Items from a data source:
=== Section Start ===
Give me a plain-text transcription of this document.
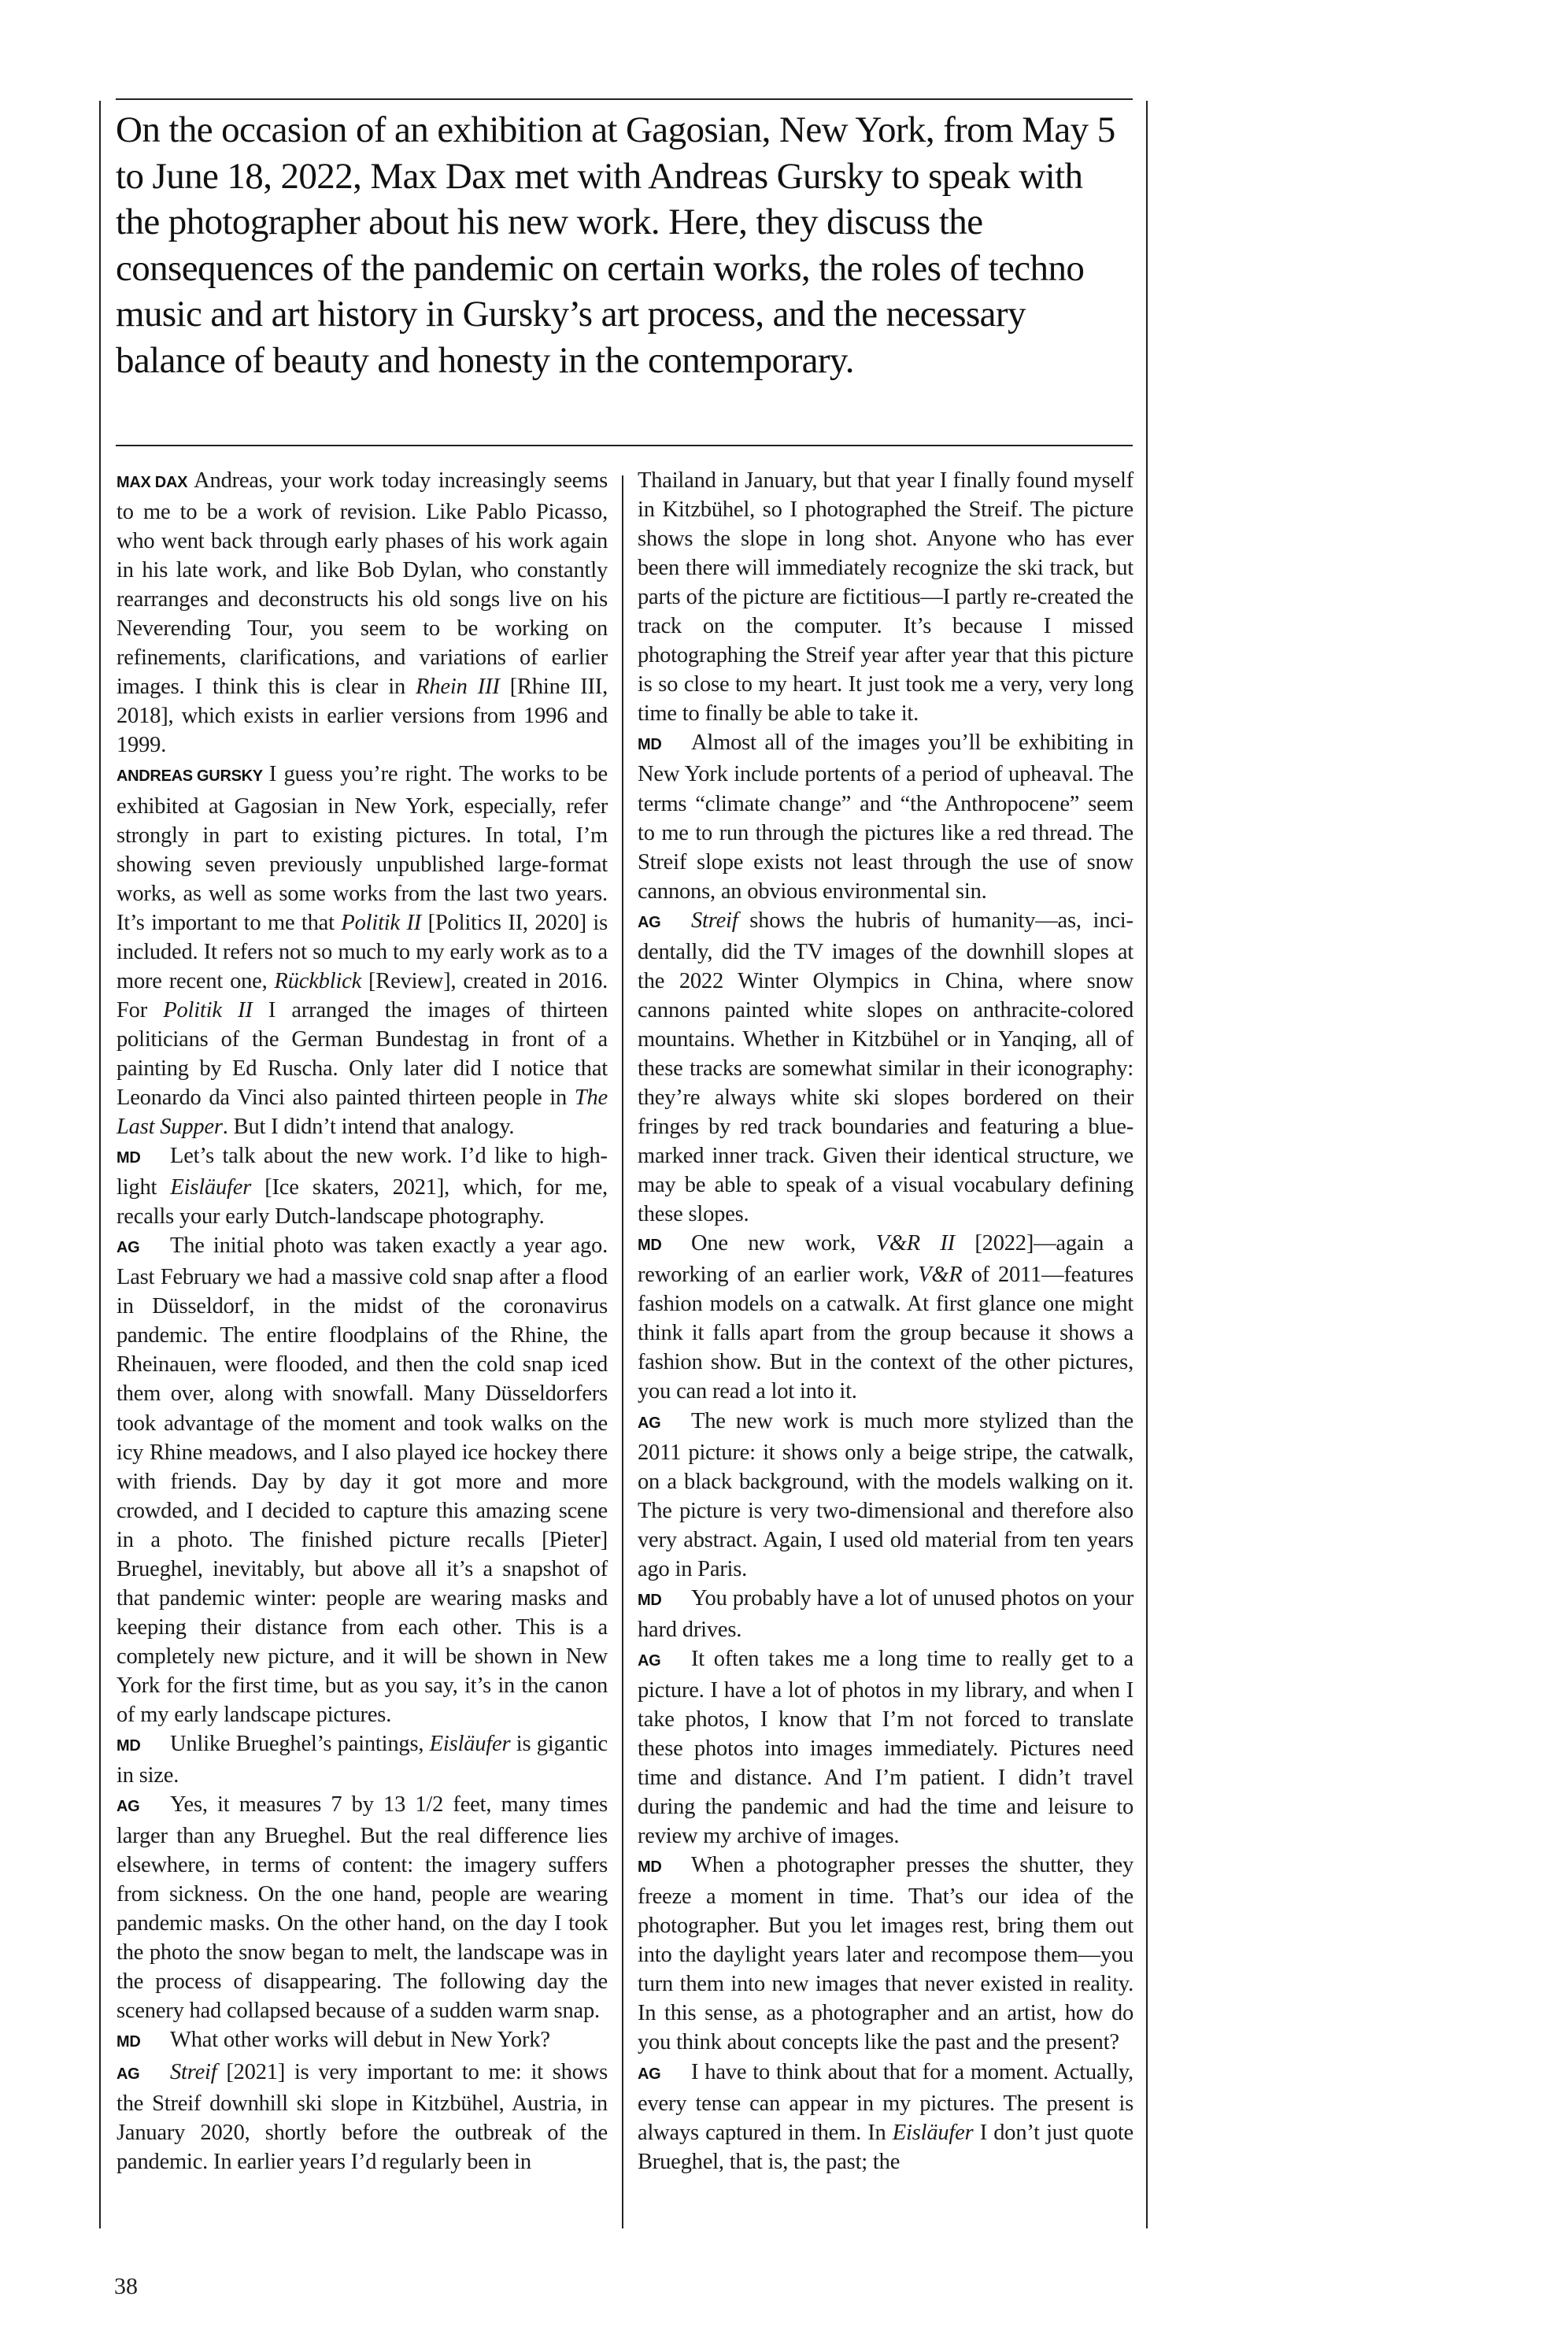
On the occasion of an exhibition at Gagosian, New York, from May 5 to June 18, 2022, Max Dax met with Andreas Gursky to speak with the photographer about his new work. Here, they discuss the consequences of the pandemic on certain works, the roles of techno music and art history in Gursky’s art process, and the necessary balance of beauty and honesty in the contemporary.

MAX DAX Andreas, your work today increasingly seems to me to be a work of revision. Like Pablo Picasso, who went back through early phases of his work again in his late work, and like Bob Dylan, who constantly rearranges and deconstructs his old songs live on his Neverending Tour, you seem to be working on refinements, clarifications, and variations of earlier images. I think this is clear in Rhein III [Rhine III, 2018], which exists in earlier versions from 1996 and 1999.

ANDREAS GURSKY I guess you’re right. The works to be exhibited at Gagosian in New York, especially, refer strongly in part to existing pictures. In total, I’m showing seven previously unpublished large-format works, as well as some works from the last two years. It’s important to me that Politik II [Politics II, 2020] is included. It refers not so much to my early work as to a more recent one, Rückblick [Review], created in 2016. For Politik II I arranged the images of thirteen politicians of the German Bundestag in front of a painting by Ed Ruscha. Only later did I notice that Leonardo da Vinci also painted thirteen people in The Last Supper. But I didn’t intend that analogy.

MD Let’s talk about the new work. I’d like to highlight Eisläufer [Ice skaters, 2021], which, for me, recalls your early Dutch-landscape photography.

AG The initial photo was taken exactly a year ago. Last February we had a massive cold snap after a flood in Düsseldorf, in the midst of the coronavirus pandemic. The entire floodplains of the Rhine, the Rheinauen, were flooded, and then the cold snap iced them over, along with snowfall. Many Düsseldorfers took advantage of the moment and took walks on the icy Rhine meadows, and I also played ice hockey there with friends. Day by day it got more and more crowded, and I decided to capture this amazing scene in a photo. The finished picture recalls [Pieter] Brueghel, inevitably, but above all it’s a snapshot of that pandemic winter: people are wearing masks and keeping their distance from each other. This is a completely new picture, and it will be shown in New York for the first time, but as you say, it’s in the canon of my early landscape pictures.

MD Unlike Brueghel’s paintings, Eisläufer is gigantic in size.

AG Yes, it measures 7 by 13 1/2 feet, many times larger than any Brueghel. But the real difference lies elsewhere, in terms of content: the imagery suffers from sickness. On the one hand, people are wearing pandemic masks. On the other hand, on the day I took the photo the snow began to melt, the landscape was in the process of disappearing. The following day the scenery had collapsed because of a sudden warm snap.

MD What other works will debut in New York?

AG Streif [2021] is very important to me: it shows the Streif downhill ski slope in Kitzbühel, Austria, in January 2020, shortly before the outbreak of the pandemic. In earlier years I’d regularly been in

Thailand in January, but that year I finally found myself in Kitzbühel, so I photographed the Streif. The picture shows the slope in long shot. Anyone who has ever been there will immediately recognize the ski track, but parts of the picture are fictitious—I partly re-created the track on the computer. It’s because I missed photographing the Streif year after year that this picture is so close to my heart. It just took me a very, very long time to finally be able to take it.

MD Almost all of the images you’ll be exhibiting in New York include portents of a period of upheaval. The terms “climate change” and “the Anthropocene” seem to me to run through the pictures like a red thread. The Streif slope exists not least through the use of snow cannons, an obvious environmental sin.

AG Streif shows the hubris of humanity—as, incidentally, did the TV images of the downhill slopes at the 2022 Winter Olympics in China, where snow cannons painted white slopes on anthracite-colored mountains. Whether in Kitzbühel or in Yanqing, all of these tracks are somewhat similar in their iconography: they’re always white ski slopes bordered on their fringes by red track boundaries and featuring a blue-marked inner track. Given their identical structure, we may be able to speak of a visual vocabulary defining these slopes.

MD One new work, V&R II [2022]—again a reworking of an earlier work, V&R of 2011—features fashion models on a catwalk. At first glance one might think it falls apart from the group because it shows a fashion show. But in the context of the other pictures, you can read a lot into it.

AG The new work is much more stylized than the 2011 picture: it shows only a beige stripe, the catwalk, on a black background, with the models walking on it. The picture is very two-dimensional and therefore also very abstract. Again, I used old material from ten years ago in Paris.

MD You probably have a lot of unused photos on your hard drives.

AG It often takes me a long time to really get to a picture. I have a lot of photos in my library, and when I take photos, I know that I’m not forced to translate these photos into images immediately. Pictures need time and distance. And I’m patient. I didn’t travel during the pandemic and had the time and leisure to review my archive of images.

MD When a photographer presses the shutter, they freeze a moment in time. That’s our idea of the photographer. But you let images rest, bring them out into the daylight years later and recompose them—you turn them into new images that never existed in reality. In this sense, as a photographer and an artist, how do you think about concepts like the past and the present?

AG I have to think about that for a moment. Actually, every tense can appear in my pictures. The present is always captured in them. In Eisläufer I don’t just quote Brueghel, that is, the past; the

38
=== Section End ===
:: Task item ::
Please reproduce each entry exactly as given and omit the pictures.

:: Task answer ::
Give me a plain-text transcription of this document.
On the occasion of an exhibition at Gagosian, New York, from May 5 to June 18, 2022, Max Dax met with Andreas Gursky to speak with the photographer about his new work. Here, they discuss the consequences of the pandemic on certain works, the roles of techno music and art history in Gursky’s art process, and the necessary balance of beauty and honesty in the contemporary.

MAX DAX Andreas, your work today increasingly seems to me to be a work of revision. Like Pablo Picasso, who went back through early phases of his work again in his late work, and like Bob Dylan, who constantly rearranges and deconstructs his old songs live on his Neverending Tour, you seem to be working on refinements, clarifications, and variations of earlier images. I think this is clear in Rhein III [Rhine III, 2018], which exists in earlier versions from 1996 and 1999.

ANDREAS GURSKY I guess you’re right. The works to be exhibited at Gagosian in New York, especially, refer strongly in part to existing pictures. In total, I’m showing seven previously unpublished large-format works, as well as some works from the last two years. It’s important to me that Politik II [Politics II, 2020] is included. It refers not so much to my early work as to a more recent one, Rückblick [Review], created in 2016. For Politik II I arranged the images of thirteen politicians of the German Bundestag in front of a painting by Ed Ruscha. Only later did I notice that Leonardo da Vinci also painted thirteen people in The Last Supper. But I didn’t intend that analogy.

MD Let’s talk about the new work. I’d like to highlight Eisläufer [Ice skaters, 2021], which, for me, recalls your early Dutch-landscape photography.

AG The initial photo was taken exactly a year ago. Last February we had a massive cold snap after a flood in Düsseldorf, in the midst of the coronavirus pandemic. The entire floodplains of the Rhine, the Rheinauen, were flooded, and then the cold snap iced them over, along with snowfall. Many Düsseldorfers took advantage of the moment and took walks on the icy Rhine meadows, and I also played ice hockey there with friends. Day by day it got more and more crowded, and I decided to capture this amazing scene in a photo. The finished picture recalls [Pieter] Brueghel, inevitably, but above all it’s a snapshot of that pandemic winter: people are wearing masks and keeping their distance from each other. This is a completely new picture, and it will be shown in New York for the first time, but as you say, it’s in the canon of my early landscape pictures.

MD Unlike Brueghel’s paintings, Eisläufer is gigantic in size.

AG Yes, it measures 7 by 13 1/2 feet, many times larger than any Brueghel. But the real difference lies elsewhere, in terms of content: the imagery suffers from sickness. On the one hand, people are wearing pandemic masks. On the other hand, on the day I took the photo the snow began to melt, the landscape was in the process of disappearing. The following day the scenery had collapsed because of a sudden warm snap.

MD What other works will debut in New York?

AG Streif [2021] is very important to me: it shows the Streif downhill ski slope in Kitzbühel, Austria, in January 2020, shortly before the outbreak of the pandemic. In earlier years I’d regularly been in

Thailand in January, but that year I finally found myself in Kitzbühel, so I photographed the Streif. The picture shows the slope in long shot. Anyone who has ever been there will immediately recognize the ski track, but parts of the picture are fictitious—I partly re-created the track on the computer. It’s because I missed photographing the Streif year after year that this picture is so close to my heart. It just took me a very, very long time to finally be able to take it.

MD Almost all of the images you’ll be exhibiting in New York include portents of a period of upheaval. The terms “climate change” and “the Anthropocene” seem to me to run through the pictures like a red thread. The Streif slope exists not least through the use of snow cannons, an obvious environmental sin.

AG Streif shows the hubris of humanity—as, incidentally, did the TV images of the downhill slopes at the 2022 Winter Olympics in China, where snow cannons painted white slopes on anthracite-colored mountains. Whether in Kitzbühel or in Yanqing, all of these tracks are somewhat similar in their iconography: they’re always white ski slopes bordered on their fringes by red track boundaries and featuring a blue-marked inner track. Given their identical structure, we may be able to speak of a visual vocabulary defining these slopes.

MD One new work, V&R II [2022]—again a reworking of an earlier work, V&R of 2011—features fashion models on a catwalk. At first glance one might think it falls apart from the group because it shows a fashion show. But in the context of the other pictures, you can read a lot into it.

AG The new work is much more stylized than the 2011 picture: it shows only a beige stripe, the catwalk, on a black background, with the models walking on it. The picture is very two-dimensional and therefore also very abstract. Again, I used old material from ten years ago in Paris.

MD You probably have a lot of unused photos on your hard drives.

AG It often takes me a long time to really get to a picture. I have a lot of photos in my library, and when I take photos, I know that I’m not forced to translate these photos into images immediately. Pictures need time and distance. And I’m patient. I didn’t travel during the pandemic and had the time and leisure to review my archive of images.

MD When a photographer presses the shutter, they freeze a moment in time. That’s our idea of the photographer. But you let images rest, bring them out into the daylight years later and recompose them—you turn them into new images that never existed in reality. In this sense, as a photographer and an artist, how do you think about concepts like the past and the present?

AG I have to think about that for a moment. Actually, every tense can appear in my pictures. The present is always captured in them. In Eisläufer I don’t just quote Brueghel, that is, the past; the

38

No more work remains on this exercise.